Copy out the lines that include the word "this".

━━━━━ DATA FOR PROCESSING

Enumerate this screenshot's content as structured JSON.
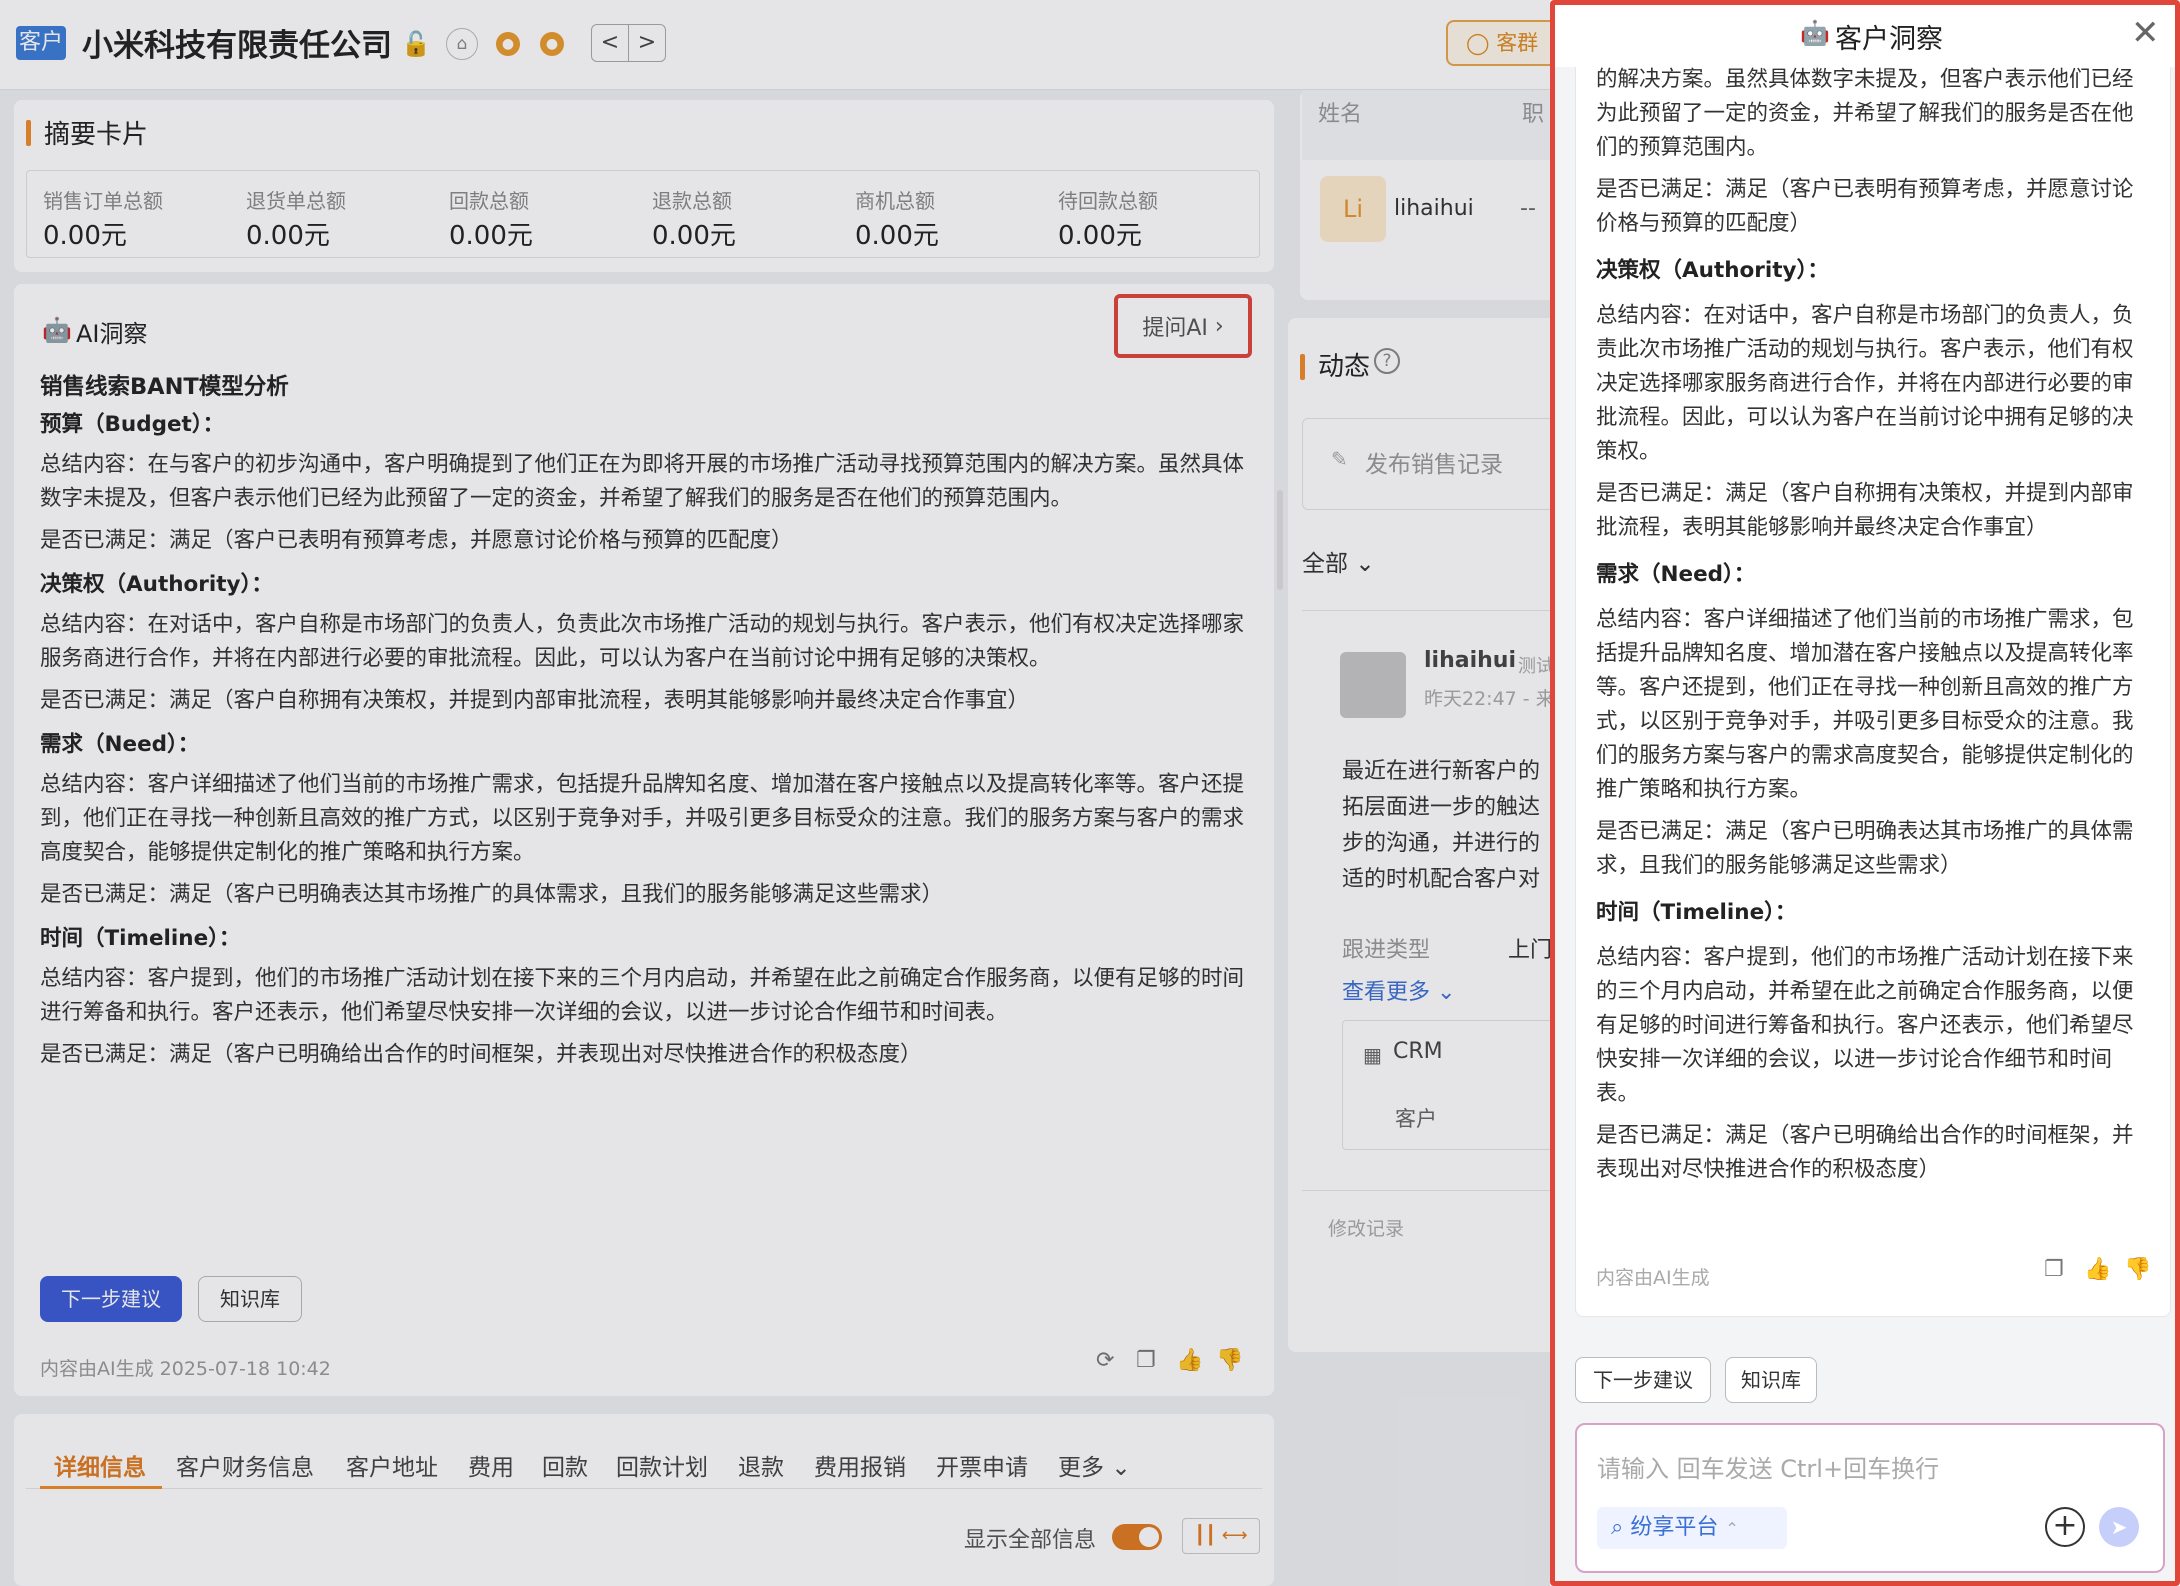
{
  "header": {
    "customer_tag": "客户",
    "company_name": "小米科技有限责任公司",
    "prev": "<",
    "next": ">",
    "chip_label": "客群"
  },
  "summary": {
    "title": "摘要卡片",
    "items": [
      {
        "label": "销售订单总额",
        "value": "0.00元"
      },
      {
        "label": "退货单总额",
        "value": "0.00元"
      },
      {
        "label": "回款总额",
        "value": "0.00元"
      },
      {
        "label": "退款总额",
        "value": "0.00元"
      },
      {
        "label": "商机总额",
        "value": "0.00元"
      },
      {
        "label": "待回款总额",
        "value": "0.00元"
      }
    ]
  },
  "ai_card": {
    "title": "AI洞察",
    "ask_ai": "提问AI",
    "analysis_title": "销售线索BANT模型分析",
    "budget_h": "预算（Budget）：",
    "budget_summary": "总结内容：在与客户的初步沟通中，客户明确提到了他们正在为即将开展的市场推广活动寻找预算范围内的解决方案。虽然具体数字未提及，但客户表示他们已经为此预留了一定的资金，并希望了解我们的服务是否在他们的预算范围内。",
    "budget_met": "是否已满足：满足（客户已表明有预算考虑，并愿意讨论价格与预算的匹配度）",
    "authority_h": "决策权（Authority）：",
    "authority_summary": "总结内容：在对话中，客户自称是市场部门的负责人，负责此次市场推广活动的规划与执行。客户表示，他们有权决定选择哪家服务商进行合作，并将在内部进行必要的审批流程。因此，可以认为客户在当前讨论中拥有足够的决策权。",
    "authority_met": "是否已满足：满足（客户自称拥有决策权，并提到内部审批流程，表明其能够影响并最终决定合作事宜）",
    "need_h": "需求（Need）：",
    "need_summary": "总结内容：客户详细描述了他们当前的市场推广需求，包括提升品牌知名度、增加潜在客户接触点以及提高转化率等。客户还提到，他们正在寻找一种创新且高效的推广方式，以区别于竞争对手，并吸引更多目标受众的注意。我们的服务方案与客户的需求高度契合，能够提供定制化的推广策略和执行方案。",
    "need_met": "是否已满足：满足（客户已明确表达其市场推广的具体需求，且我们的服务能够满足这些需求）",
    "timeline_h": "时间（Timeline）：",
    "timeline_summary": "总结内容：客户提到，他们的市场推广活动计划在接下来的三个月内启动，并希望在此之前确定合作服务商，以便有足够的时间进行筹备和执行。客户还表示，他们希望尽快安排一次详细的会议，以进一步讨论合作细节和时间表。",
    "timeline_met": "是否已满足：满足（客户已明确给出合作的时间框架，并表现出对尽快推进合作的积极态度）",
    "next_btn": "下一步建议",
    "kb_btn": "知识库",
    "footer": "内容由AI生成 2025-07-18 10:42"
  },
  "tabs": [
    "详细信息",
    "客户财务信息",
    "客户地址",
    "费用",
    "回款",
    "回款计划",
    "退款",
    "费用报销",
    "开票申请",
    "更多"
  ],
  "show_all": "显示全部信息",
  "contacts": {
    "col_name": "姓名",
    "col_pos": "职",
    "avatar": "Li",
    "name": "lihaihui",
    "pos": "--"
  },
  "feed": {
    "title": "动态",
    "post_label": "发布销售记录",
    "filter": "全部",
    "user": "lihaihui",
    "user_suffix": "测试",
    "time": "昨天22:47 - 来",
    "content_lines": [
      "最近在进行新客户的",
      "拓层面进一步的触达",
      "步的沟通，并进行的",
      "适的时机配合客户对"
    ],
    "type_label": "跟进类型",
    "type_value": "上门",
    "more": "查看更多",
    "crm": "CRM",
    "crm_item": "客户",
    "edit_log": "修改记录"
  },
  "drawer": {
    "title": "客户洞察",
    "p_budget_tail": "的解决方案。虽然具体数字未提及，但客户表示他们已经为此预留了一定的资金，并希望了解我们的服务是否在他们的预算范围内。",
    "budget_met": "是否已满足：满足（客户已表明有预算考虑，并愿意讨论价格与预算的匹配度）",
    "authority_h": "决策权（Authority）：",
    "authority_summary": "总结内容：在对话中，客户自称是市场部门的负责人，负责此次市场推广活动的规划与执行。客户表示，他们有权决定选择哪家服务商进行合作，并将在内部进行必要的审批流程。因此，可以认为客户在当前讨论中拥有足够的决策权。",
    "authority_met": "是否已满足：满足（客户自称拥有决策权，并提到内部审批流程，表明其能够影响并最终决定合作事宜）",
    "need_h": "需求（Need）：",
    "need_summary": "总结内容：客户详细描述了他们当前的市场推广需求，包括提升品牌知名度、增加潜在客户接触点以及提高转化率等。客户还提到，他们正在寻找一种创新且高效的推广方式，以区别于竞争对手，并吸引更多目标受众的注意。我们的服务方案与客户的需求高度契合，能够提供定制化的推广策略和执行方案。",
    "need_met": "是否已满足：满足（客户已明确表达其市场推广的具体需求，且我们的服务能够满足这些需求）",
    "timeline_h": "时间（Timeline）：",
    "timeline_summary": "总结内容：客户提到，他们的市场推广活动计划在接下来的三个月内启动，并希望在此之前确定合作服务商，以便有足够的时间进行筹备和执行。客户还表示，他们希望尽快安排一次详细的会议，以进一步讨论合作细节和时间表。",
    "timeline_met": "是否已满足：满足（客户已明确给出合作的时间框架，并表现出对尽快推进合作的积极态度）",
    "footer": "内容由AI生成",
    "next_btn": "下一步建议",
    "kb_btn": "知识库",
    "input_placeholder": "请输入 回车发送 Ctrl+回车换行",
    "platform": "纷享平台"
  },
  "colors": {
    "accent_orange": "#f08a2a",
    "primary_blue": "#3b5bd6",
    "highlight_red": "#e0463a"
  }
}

━━━━━━━━━━
━━━━━ DATA FOR PROCESSING

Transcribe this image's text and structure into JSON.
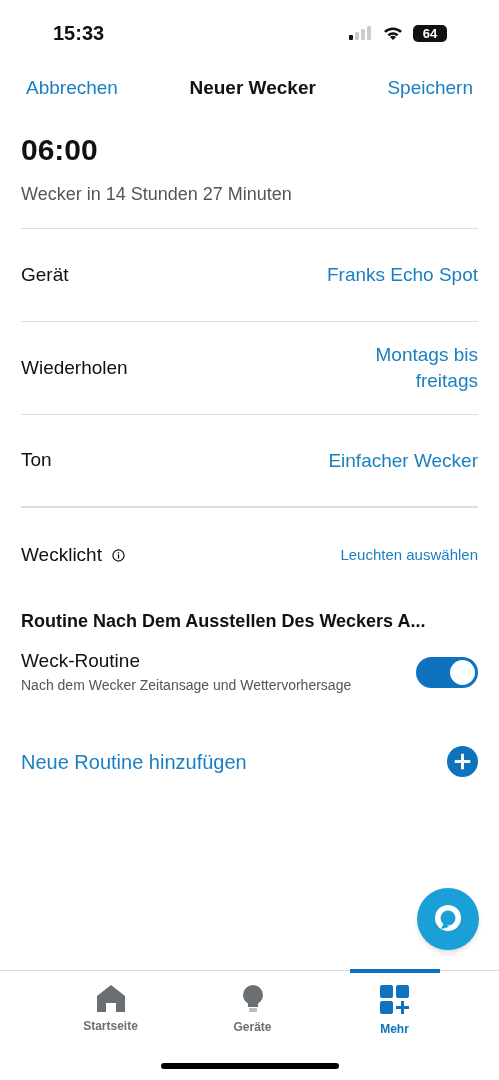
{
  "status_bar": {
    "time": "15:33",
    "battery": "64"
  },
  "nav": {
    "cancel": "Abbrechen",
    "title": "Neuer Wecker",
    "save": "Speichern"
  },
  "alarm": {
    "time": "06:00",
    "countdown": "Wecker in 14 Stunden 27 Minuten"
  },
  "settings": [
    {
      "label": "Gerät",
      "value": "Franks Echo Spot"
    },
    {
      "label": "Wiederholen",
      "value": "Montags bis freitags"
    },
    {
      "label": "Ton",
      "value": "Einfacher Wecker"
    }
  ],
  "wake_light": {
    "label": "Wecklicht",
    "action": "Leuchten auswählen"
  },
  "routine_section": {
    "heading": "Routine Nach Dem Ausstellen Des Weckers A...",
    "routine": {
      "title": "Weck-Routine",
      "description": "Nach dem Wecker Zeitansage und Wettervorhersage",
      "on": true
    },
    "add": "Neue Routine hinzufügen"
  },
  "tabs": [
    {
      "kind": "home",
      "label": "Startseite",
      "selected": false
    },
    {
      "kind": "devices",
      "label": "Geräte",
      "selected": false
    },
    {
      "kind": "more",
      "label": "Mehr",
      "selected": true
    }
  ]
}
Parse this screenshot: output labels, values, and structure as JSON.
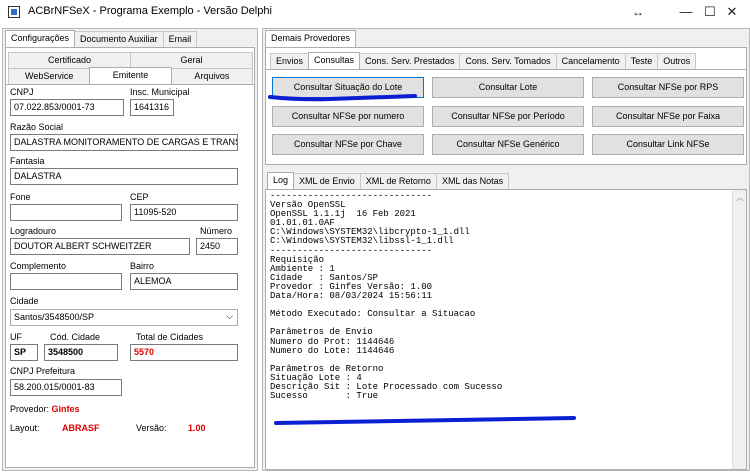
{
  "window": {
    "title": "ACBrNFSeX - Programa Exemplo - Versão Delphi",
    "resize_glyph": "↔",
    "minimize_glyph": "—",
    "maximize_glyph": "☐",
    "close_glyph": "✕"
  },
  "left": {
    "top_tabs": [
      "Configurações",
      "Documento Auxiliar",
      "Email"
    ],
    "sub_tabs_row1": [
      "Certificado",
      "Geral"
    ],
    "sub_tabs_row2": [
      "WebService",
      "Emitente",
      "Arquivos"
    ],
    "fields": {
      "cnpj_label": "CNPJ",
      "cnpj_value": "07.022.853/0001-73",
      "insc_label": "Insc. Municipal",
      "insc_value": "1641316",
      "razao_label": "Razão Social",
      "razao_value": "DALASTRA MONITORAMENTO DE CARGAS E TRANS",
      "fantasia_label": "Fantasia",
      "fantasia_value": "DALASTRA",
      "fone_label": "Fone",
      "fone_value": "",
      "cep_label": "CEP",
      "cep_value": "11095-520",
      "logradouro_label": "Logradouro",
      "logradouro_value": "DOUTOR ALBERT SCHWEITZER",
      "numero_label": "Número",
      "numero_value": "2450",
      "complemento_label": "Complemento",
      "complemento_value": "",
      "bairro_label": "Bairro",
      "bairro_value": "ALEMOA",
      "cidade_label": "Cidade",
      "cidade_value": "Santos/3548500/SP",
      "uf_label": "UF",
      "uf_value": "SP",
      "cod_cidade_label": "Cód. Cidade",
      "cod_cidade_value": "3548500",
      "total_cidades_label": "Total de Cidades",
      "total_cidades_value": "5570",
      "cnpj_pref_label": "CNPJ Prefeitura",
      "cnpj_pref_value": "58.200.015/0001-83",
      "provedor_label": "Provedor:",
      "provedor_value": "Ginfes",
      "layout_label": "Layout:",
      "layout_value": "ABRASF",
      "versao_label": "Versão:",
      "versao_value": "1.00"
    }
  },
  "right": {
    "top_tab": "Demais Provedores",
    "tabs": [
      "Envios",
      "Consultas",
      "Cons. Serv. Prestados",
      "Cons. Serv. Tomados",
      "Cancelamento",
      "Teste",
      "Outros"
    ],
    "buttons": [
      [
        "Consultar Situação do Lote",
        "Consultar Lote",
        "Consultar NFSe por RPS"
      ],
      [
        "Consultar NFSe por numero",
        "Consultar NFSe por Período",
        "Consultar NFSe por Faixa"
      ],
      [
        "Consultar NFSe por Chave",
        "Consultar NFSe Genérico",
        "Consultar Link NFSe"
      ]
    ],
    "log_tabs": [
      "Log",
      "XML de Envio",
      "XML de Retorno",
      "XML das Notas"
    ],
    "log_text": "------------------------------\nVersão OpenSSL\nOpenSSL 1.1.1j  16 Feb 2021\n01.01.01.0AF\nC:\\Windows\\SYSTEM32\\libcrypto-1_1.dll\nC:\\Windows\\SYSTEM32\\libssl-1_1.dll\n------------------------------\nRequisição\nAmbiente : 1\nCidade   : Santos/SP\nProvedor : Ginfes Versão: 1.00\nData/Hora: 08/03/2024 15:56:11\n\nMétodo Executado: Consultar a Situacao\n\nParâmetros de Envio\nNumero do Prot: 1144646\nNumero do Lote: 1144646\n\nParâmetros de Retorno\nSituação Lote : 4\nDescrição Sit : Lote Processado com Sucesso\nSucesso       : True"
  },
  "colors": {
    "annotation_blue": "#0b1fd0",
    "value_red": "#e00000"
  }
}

━━━━━━━━━━

EXERCISE SOLUTION:
Enumerate this screenshot's content as structured JSON.
Transcribe this image's text and structure into JSON.
Parse this screenshot: output labels, values, and structure as JSON.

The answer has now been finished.